(Dataset entries)
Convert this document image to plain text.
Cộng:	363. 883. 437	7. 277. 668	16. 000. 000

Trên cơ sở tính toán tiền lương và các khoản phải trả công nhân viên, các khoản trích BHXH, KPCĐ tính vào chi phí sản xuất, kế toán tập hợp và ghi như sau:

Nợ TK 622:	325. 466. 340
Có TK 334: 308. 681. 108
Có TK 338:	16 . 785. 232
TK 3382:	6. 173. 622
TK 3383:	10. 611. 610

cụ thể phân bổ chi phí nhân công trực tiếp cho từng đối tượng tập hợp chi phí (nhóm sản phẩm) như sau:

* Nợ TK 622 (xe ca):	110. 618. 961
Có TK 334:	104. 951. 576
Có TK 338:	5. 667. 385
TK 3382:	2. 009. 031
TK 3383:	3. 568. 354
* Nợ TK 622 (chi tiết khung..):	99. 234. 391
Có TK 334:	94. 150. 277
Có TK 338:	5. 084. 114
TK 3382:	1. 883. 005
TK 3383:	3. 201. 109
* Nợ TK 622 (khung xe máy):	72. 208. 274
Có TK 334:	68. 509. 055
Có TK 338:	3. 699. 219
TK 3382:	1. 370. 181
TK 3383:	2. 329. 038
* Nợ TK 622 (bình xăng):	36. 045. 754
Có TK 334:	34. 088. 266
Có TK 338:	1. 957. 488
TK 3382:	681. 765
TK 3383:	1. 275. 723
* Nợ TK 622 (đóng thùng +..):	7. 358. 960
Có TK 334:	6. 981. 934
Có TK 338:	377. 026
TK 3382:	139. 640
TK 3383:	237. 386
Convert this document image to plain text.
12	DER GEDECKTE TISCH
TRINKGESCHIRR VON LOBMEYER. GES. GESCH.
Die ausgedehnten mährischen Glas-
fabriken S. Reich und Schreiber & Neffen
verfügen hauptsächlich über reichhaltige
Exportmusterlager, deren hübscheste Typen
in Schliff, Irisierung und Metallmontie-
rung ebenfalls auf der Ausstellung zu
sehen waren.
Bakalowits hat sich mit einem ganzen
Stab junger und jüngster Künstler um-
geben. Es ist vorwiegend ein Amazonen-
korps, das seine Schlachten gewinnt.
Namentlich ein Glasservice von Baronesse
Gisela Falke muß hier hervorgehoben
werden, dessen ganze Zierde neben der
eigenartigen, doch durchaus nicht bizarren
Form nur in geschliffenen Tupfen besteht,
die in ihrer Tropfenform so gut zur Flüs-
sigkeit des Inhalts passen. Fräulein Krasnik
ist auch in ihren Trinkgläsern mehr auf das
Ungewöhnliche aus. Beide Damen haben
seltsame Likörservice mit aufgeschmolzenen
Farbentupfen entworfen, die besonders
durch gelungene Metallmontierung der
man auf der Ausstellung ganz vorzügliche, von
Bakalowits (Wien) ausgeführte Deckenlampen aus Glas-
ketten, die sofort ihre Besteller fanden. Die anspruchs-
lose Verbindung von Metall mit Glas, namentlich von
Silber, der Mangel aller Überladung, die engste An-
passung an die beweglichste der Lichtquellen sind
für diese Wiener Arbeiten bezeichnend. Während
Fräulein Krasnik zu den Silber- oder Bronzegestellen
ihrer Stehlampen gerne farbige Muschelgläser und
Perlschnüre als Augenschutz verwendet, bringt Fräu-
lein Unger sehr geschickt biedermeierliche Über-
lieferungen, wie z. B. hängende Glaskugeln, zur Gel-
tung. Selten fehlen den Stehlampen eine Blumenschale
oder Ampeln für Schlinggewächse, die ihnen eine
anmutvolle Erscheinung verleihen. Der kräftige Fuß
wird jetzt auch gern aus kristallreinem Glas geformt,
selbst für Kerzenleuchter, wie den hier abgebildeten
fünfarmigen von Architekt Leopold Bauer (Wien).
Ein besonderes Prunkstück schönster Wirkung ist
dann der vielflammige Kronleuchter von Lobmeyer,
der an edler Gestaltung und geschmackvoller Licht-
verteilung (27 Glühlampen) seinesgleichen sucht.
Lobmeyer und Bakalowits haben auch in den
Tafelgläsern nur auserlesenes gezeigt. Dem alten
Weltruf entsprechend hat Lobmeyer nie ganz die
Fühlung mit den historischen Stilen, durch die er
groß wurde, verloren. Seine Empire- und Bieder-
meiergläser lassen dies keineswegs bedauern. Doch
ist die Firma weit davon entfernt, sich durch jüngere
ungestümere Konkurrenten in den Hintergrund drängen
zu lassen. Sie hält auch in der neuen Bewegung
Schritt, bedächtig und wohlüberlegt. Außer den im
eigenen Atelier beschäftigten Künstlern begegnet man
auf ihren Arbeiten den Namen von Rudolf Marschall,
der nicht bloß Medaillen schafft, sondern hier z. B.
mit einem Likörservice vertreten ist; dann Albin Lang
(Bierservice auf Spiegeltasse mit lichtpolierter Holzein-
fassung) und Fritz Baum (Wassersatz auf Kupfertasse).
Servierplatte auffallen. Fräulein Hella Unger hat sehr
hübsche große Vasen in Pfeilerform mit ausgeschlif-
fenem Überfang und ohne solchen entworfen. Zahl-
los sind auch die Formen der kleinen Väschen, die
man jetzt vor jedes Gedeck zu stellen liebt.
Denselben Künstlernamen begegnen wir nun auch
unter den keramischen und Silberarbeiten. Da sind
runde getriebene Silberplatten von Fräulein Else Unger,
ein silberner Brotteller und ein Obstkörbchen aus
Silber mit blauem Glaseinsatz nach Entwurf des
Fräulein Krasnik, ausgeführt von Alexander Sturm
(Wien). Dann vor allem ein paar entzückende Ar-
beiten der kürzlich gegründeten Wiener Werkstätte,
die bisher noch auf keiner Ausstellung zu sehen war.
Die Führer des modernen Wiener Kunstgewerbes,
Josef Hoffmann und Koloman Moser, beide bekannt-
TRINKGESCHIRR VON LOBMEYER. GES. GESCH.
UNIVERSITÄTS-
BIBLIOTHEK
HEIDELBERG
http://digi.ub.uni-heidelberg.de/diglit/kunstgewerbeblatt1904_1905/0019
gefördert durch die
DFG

- [WHAT IS ASKED]: Take the entries and copy them out exactly.

- [SOLUTION TO THIS PROBLEM]:
Convert this document image to plain text.
Cộng:	363. 883. 437	7. 277. 668	16. 000. 000

Trên cơ sở tính toán tiền lương và các khoản phải trả công nhân viên, các khoản trích BHXH, KPCĐ tính vào chi phí sản xuất, kế toán tập hợp và ghi như sau:

Nợ TK 622:	325. 466. 340
Có TK 334: 308. 681. 108
Có TK 338:	16 . 785. 232
TK 3382:	6. 173. 622
TK 3383:	10. 611. 610

cụ thể phân bổ chi phí nhân công trực tiếp cho từng đối tượng tập hợp chi phí (nhóm sản phẩm) như sau:

* Nợ TK 622 (xe ca):	110. 618. 961
Có TK 334:	104. 951. 576
Có TK 338:	5. 667. 385
TK 3382:	2. 009. 031
TK 3383:	3. 568. 354
* Nợ TK 622 (chi tiết khung..):	99. 234. 391
Có TK 334:	94. 150. 277
Có TK 338:	5. 084. 114
TK 3382:	1. 883. 005
TK 3383:	3. 201. 109
* Nợ TK 622 (khung xe máy):	72. 208. 274
Có TK 334:	68. 509. 055
Có TK 338:	3. 699. 219
TK 3382:	1. 370. 181
TK 3383:	2. 329. 038
* Nợ TK 622 (bình xăng):	36. 045. 754
Có TK 334:	34. 088. 266
Có TK 338:	1. 957. 488
TK 3382:	681. 765
TK 3383:	1. 275. 723
* Nợ TK 622 (đóng thùng +..):	7. 358. 960
Có TK 334:	6. 981. 934
Có TK 338:	377. 026
TK 3382:	139. 640
TK 3383:	237. 386
Convert this document image to plain text.
12	DER GEDECKTE TISCH
TRINKGESCHIRR VON LOBMEYER. GES. GESCH.
Die ausgedehnten mährischen Glas-
fabriken S. Reich und Schreiber & Neffen
verfügen hauptsächlich über reichhaltige
Exportmusterlager, deren hübscheste Typen
in Schliff, Irisierung und Metallmontie-
rung ebenfalls auf der Ausstellung zu
sehen waren.
Bakalowits hat sich mit einem ganzen
Stab junger und jüngster Künstler um-
geben. Es ist vorwiegend ein Amazonen-
korps, das seine Schlachten gewinnt.
Namentlich ein Glasservice von Baronesse
Gisela Falke muß hier hervorgehoben
werden, dessen ganze Zierde neben der
eigenartigen, doch durchaus nicht bizarren
Form nur in geschliffenen Tupfen besteht,
die in ihrer Tropfenform so gut zur Flüs-
sigkeit des Inhalts passen. Fräulein Krasnik
ist auch in ihren Trinkgläsern mehr auf das
Ungewöhnliche aus. Beide Damen haben
seltsame Likörservice mit aufgeschmolzenen
Farbentupfen entworfen, die besonders
durch gelungene Metallmontierung der
man auf der Ausstellung ganz vorzügliche, von
Bakalowits (Wien) ausgeführte Deckenlampen aus Glas-
ketten, die sofort ihre Besteller fanden. Die anspruchs-
lose Verbindung von Metall mit Glas, namentlich von
Silber, der Mangel aller Überladung, die engste An-
passung an die beweglichste der Lichtquellen sind
für diese Wiener Arbeiten bezeichnend. Während
Fräulein Krasnik zu den Silber- oder Bronzegestellen
ihrer Stehlampen gerne farbige Muschelgläser und
Perlschnüre als Augenschutz verwendet, bringt Fräu-
lein Unger sehr geschickt biedermeierliche Über-
lieferungen, wie z. B. hängende Glaskugeln, zur Gel-
tung. Selten fehlen den Stehlampen eine Blumenschale
oder Ampeln für Schlinggewächse, die ihnen eine
anmutvolle Erscheinung verleihen. Der kräftige Fuß
wird jetzt auch gern aus kristallreinem Glas geformt,
selbst für Kerzenleuchter, wie den hier abgebildeten
fünfarmigen von Architekt Leopold Bauer (Wien).
Ein besonderes Prunkstück schönster Wirkung ist
dann der vielflammige Kronleuchter von Lobmeyer,
der an edler Gestaltung und geschmackvoller Licht-
verteilung (27 Glühlampen) seinesgleichen sucht.
Lobmeyer und Bakalowits haben auch in den
Tafelgläsern nur auserlesenes gezeigt. Dem alten
Weltruf entsprechend hat Lobmeyer nie ganz die
Fühlung mit den historischen Stilen, durch die er
groß wurde, verloren. Seine Empire- und Bieder-
meiergläser lassen dies keineswegs bedauern. Doch
ist die Firma weit davon entfernt, sich durch jüngere
ungestümere Konkurrenten in den Hintergrund drängen
zu lassen. Sie hält auch in der neuen Bewegung
Schritt, bedächtig und wohlüberlegt. Außer den im
eigenen Atelier beschäftigten Künstlern begegnet man
auf ihren Arbeiten den Namen von Rudolf Marschall,
der nicht bloß Medaillen schafft, sondern hier z. B.
mit einem Likörservice vertreten ist; dann Albin Lang
(Bierservice auf Spiegeltasse mit lichtpolierter Holzein-
fassung) und Fritz Baum (Wassersatz auf Kupfertasse).
Servierplatte auffallen. Fräulein Hella Unger hat sehr
hübsche große Vasen in Pfeilerform mit ausgeschlif-
fenem Überfang und ohne solchen entworfen. Zahl-
los sind auch die Formen der kleinen Väschen, die
man jetzt vor jedes Gedeck zu stellen liebt.
Denselben Künstlernamen begegnen wir nun auch
unter den keramischen und Silberarbeiten. Da sind
runde getriebene Silberplatten von Fräulein Else Unger,
ein silberner Brotteller und ein Obstkörbchen aus
Silber mit blauem Glaseinsatz nach Entwurf des
Fräulein Krasnik, ausgeführt von Alexander Sturm
(Wien). Dann vor allem ein paar entzückende Ar-
beiten der kürzlich gegründeten Wiener Werkstätte,
die bisher noch auf keiner Ausstellung zu sehen war.
Die Führer des modernen Wiener Kunstgewerbes,
Josef Hoffmann und Koloman Moser, beide bekannt-
TRINKGESCHIRR VON LOBMEYER. GES. GESCH.
UNIVERSITÄTS-
BIBLIOTHEK
HEIDELBERG
http://digi.ub.uni-heidelberg.de/diglit/kunstgewerbeblatt1904_1905/0019
gefördert durch die
DFG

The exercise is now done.